- **Exercise**
Keep only the lines where "alios" appears.

- **Extracted material**
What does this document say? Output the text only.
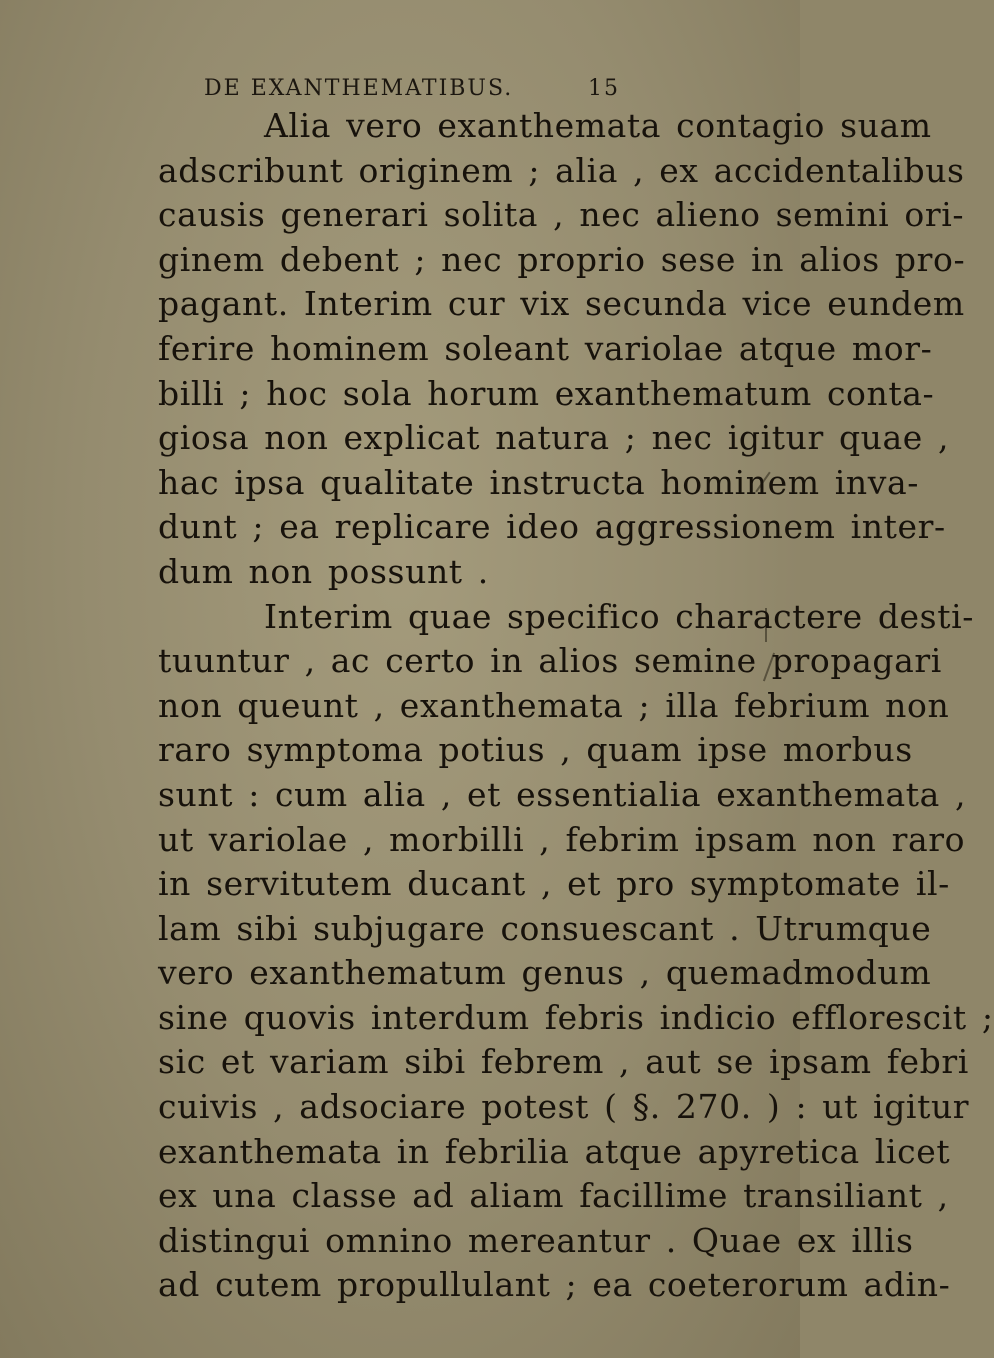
DE EXANTHEMATIBUS.	15
Alia vero exanthemata contagio suam
adscribunt originem ; alia , ex accidentalibus
causis generari solita , nec alieno semini ori-
ginem debent ; nec proprio sese in alios pro-
pagant. Interim cur vix secunda vice eundem
ferire hominem soleant variolae atque mor-
billi ; hoc sola horum exanthematum conta-
giosa non explicat natura ; nec igitur quae ,
hac ipsa qualitate instructa hominem inva-
dunt ; ea replicare ideo aggressionem inter-
dum non possunt .
Interim quae specifico charactere desti-
tuuntur , ac certo in alios semine propagari
non queunt , exanthemata ; illa febrium non
raro symptoma potius , quam ipse morbus
sunt : cum alia , et essentialia exanthemata ,
ut variolae , morbilli , febrim ipsam non raro
in servitutem ducant , et pro symptomate il-
lam sibi subjugare consuescant . Utrumque
vero exanthematum genus , quemadmodum
sine quovis interdum febris indicio efflorescit ;
sic et variam sibi febrem , aut se ipsam febri
cuivis , adsociare potest ( §. 270. ) : ut igitur
exanthemata in febrilia atque apyretica licet
ex una classe ad aliam facillime transiliant ,
distingui omnino mereantur . Quae ex illis
ad cutem propullulant ; ea coeterorum adin-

- **Exercise result**
ginem debent ; nec proprio sese in alios pro-
tuuntur , ac certo in alios semine propagari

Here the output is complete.